In the listing below, count the lines with "Length" and report only the figure.

(Supplied entries begins)

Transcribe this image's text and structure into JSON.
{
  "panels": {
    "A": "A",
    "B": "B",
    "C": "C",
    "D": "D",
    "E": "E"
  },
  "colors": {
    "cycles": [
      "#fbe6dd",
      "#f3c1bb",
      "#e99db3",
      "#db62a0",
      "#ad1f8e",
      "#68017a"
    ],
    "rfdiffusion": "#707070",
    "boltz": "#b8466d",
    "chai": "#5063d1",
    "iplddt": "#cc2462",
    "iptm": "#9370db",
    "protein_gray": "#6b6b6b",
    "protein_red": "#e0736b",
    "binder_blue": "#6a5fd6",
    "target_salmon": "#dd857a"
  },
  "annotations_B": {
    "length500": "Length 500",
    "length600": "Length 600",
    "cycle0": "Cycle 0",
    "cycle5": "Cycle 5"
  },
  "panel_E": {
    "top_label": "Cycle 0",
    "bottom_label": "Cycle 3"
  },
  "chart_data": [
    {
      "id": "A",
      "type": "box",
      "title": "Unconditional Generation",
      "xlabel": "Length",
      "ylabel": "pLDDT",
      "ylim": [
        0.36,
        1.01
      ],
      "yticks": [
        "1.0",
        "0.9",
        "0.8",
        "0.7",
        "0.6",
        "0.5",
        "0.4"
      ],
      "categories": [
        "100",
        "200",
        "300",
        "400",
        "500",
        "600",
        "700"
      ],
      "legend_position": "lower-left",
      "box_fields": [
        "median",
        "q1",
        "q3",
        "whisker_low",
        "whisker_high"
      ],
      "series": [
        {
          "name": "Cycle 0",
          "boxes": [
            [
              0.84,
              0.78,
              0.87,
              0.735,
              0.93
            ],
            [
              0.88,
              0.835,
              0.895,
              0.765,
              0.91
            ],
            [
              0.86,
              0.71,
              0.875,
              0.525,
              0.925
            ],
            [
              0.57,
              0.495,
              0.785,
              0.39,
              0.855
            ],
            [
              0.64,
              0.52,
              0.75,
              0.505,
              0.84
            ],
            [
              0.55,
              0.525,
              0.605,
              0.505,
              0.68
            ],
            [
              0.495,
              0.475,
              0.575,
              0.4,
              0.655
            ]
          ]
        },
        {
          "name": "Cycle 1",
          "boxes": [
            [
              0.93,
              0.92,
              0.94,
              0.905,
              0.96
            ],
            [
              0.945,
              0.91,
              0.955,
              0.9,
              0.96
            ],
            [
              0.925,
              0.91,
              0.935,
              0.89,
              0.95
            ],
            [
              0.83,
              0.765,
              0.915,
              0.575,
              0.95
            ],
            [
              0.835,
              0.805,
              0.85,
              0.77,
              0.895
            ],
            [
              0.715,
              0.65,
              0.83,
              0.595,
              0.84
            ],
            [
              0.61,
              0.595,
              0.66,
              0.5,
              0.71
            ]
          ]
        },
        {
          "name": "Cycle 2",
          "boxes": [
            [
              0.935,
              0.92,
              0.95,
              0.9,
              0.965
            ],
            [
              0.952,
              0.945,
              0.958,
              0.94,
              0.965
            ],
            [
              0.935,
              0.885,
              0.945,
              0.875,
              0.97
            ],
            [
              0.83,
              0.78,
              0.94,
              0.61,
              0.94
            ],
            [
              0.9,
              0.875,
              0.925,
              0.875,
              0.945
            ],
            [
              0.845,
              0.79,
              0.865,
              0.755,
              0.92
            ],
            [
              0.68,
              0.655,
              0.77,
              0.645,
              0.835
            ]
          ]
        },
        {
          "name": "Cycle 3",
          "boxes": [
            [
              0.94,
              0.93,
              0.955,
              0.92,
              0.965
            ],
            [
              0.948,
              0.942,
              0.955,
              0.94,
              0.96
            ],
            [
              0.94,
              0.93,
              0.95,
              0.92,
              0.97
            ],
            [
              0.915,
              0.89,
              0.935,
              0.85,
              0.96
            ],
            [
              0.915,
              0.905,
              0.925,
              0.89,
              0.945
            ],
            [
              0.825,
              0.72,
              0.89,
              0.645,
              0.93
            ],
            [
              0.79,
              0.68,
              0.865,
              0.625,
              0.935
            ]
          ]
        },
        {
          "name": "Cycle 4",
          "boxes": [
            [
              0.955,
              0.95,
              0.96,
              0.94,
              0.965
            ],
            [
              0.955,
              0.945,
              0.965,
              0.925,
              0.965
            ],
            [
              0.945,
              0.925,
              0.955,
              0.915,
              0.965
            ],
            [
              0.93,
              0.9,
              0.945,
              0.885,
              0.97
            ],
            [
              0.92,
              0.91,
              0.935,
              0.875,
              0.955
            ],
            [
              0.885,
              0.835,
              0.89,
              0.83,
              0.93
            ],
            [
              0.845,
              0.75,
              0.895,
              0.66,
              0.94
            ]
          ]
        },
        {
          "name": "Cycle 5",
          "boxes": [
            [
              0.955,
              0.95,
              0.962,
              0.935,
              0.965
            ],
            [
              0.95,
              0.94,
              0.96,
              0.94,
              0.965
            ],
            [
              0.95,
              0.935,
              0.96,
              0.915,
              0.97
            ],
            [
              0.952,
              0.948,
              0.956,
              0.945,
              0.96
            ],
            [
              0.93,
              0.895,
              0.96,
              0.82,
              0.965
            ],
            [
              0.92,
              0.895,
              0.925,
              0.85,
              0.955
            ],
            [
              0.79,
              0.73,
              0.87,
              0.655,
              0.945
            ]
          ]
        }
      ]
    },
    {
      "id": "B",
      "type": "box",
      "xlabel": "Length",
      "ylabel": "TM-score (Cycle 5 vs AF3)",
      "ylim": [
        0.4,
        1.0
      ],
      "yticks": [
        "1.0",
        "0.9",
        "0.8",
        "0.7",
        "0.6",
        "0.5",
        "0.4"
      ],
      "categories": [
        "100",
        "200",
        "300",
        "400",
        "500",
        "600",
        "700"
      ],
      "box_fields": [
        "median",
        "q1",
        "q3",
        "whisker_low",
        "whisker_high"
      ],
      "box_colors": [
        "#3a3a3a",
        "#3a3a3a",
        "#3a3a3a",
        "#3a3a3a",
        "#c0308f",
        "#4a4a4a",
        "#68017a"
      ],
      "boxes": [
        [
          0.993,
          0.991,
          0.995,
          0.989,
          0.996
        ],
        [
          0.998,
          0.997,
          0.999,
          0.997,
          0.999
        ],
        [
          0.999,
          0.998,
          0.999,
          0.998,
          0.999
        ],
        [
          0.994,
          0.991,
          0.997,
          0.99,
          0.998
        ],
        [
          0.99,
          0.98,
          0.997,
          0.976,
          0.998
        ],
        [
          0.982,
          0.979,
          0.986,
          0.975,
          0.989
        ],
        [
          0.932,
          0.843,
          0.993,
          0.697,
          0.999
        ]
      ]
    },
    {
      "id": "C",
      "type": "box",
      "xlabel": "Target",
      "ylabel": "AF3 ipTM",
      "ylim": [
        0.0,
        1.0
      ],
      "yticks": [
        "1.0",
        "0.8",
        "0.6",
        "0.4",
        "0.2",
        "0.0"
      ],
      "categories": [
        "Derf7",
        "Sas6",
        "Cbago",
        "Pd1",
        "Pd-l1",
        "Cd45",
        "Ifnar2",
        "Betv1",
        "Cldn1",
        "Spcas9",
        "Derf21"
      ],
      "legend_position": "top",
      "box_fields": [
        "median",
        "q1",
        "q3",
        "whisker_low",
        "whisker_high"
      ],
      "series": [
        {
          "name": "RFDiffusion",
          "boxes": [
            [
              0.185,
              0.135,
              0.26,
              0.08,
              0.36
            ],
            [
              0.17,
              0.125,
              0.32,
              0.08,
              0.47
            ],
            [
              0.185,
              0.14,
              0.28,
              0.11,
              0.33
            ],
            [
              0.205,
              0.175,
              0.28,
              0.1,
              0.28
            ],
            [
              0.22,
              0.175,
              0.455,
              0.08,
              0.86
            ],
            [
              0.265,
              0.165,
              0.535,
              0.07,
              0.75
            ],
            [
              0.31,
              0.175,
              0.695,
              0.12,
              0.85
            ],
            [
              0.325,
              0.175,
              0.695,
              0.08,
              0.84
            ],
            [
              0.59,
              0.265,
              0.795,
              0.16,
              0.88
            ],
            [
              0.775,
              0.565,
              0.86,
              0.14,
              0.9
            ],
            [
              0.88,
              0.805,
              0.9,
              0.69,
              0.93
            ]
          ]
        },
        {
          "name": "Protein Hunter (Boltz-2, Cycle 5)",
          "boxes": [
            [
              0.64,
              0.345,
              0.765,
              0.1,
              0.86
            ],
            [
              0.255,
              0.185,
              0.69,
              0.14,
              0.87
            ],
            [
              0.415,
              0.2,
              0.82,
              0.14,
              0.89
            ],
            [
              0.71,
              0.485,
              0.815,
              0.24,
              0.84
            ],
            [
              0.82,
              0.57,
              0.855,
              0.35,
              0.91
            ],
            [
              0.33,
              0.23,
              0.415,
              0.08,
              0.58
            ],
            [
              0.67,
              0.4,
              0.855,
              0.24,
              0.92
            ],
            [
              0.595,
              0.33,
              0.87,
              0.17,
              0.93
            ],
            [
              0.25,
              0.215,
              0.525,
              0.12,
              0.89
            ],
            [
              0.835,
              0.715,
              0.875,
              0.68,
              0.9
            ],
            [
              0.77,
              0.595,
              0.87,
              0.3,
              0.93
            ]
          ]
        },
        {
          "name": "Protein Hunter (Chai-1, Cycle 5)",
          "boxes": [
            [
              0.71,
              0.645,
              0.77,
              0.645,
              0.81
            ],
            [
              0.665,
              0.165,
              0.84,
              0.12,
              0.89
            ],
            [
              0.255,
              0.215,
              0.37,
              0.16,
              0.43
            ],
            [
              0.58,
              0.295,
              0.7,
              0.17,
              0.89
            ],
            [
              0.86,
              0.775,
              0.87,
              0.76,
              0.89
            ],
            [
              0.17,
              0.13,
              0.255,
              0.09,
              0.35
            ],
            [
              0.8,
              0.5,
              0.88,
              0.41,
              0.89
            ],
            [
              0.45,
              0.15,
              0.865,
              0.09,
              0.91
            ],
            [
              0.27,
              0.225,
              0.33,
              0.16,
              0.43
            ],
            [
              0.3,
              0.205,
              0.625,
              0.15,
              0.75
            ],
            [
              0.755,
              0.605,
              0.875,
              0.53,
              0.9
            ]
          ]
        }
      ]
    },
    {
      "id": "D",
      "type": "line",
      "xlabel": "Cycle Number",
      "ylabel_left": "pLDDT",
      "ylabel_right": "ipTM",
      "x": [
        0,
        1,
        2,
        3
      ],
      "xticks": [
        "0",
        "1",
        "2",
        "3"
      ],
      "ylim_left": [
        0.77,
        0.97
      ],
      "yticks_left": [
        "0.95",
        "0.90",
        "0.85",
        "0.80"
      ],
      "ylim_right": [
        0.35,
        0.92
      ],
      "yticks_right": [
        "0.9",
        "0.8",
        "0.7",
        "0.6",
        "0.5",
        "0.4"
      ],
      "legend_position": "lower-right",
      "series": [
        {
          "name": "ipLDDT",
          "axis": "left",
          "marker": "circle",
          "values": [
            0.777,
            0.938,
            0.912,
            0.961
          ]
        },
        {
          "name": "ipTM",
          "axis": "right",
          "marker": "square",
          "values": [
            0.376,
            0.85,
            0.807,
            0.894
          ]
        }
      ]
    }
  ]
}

(Supplied entries ends)

**Result below**. 4